_INSTRUCTIONS TO FOLLOW_.
Set down each record below precisely, skipping the pictures.

_RECORD EXTRACTS_.
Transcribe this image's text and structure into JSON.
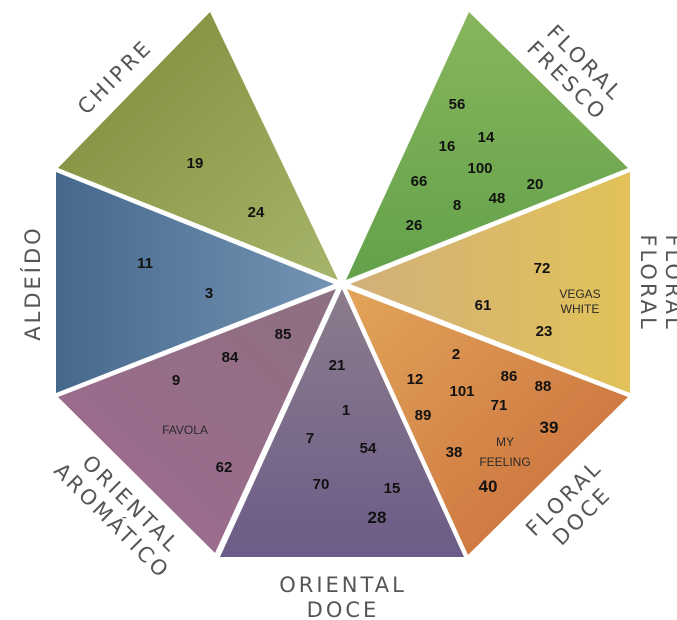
{
  "colors": {
    "chipre": [
      "#7c8a38",
      "#a6b56a"
    ],
    "floral_fresco": [
      "#88b55c",
      "#62a24a"
    ],
    "floral": [
      "#d2b07a",
      "#e2c258"
    ],
    "floral_doce": [
      "#e2a45a",
      "#c86a38"
    ],
    "oriental_doce": [
      "#8c7c8c",
      "#6c5c88"
    ],
    "oriental_aromatico": [
      "#8c7080",
      "#a26a92"
    ],
    "aldeido": [
      "#46688c",
      "#7494b4"
    ]
  },
  "categories": {
    "chipre": "CHIPRE",
    "floral_fresco": [
      "FLORAL",
      "FRESCO"
    ],
    "floral": [
      "FLORAL",
      "FLORAL"
    ],
    "floral_doce": [
      "FLORAL",
      "DOCE"
    ],
    "oriental_doce": [
      "ORIENTAL",
      "DOCE"
    ],
    "oriental_aromatico": [
      "ORIENTAL",
      "AROMÁTICO"
    ],
    "aldeido": "ALDEÍDO"
  },
  "numbers": {
    "chipre": [
      "19",
      "24"
    ],
    "floral_fresco": [
      "56",
      "14",
      "16",
      "100",
      "66",
      "20",
      "48",
      "8",
      "26"
    ],
    "floral": [
      "72",
      "61",
      "23"
    ],
    "floral_doce": [
      "2",
      "12",
      "86",
      "88",
      "101",
      "71",
      "89",
      "39",
      "38",
      "40"
    ],
    "oriental_doce": [
      "21",
      "1",
      "7",
      "54",
      "70",
      "15",
      "28"
    ],
    "oriental_aromatico": [
      "85",
      "84",
      "9",
      "62"
    ],
    "aldeido": [
      "11",
      "3"
    ]
  },
  "perfumes": {
    "vegas_white": [
      "VEGAS",
      "WHITE"
    ],
    "favola": "FAVOLA",
    "my_feeling": [
      "MY",
      "FEELING"
    ]
  }
}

_RESPONSE_.
Transcribe this image's text and structure into JSON.
{
  "colors": {
    "chipre": [
      "#7c8a38",
      "#a6b56a"
    ],
    "floral_fresco": [
      "#88b55c",
      "#62a24a"
    ],
    "floral": [
      "#d2b07a",
      "#e2c258"
    ],
    "floral_doce": [
      "#e2a45a",
      "#c86a38"
    ],
    "oriental_doce": [
      "#8c7c8c",
      "#6c5c88"
    ],
    "oriental_aromatico": [
      "#8c7080",
      "#a26a92"
    ],
    "aldeido": [
      "#46688c",
      "#7494b4"
    ]
  },
  "categories": {
    "chipre": "CHIPRE",
    "floral_fresco": [
      "FLORAL",
      "FRESCO"
    ],
    "floral": [
      "FLORAL",
      "FLORAL"
    ],
    "floral_doce": [
      "FLORAL",
      "DOCE"
    ],
    "oriental_doce": [
      "ORIENTAL",
      "DOCE"
    ],
    "oriental_aromatico": [
      "ORIENTAL",
      "AROMÁTICO"
    ],
    "aldeido": "ALDEÍDO"
  },
  "numbers": {
    "chipre": [
      "19",
      "24"
    ],
    "floral_fresco": [
      "56",
      "14",
      "16",
      "100",
      "66",
      "20",
      "48",
      "8",
      "26"
    ],
    "floral": [
      "72",
      "61",
      "23"
    ],
    "floral_doce": [
      "2",
      "12",
      "86",
      "88",
      "101",
      "71",
      "89",
      "39",
      "38",
      "40"
    ],
    "oriental_doce": [
      "21",
      "1",
      "7",
      "54",
      "70",
      "15",
      "28"
    ],
    "oriental_aromatico": [
      "85",
      "84",
      "9",
      "62"
    ],
    "aldeido": [
      "11",
      "3"
    ]
  },
  "perfumes": {
    "vegas_white": [
      "VEGAS",
      "WHITE"
    ],
    "favola": "FAVOLA",
    "my_feeling": [
      "MY",
      "FEELING"
    ]
  }
}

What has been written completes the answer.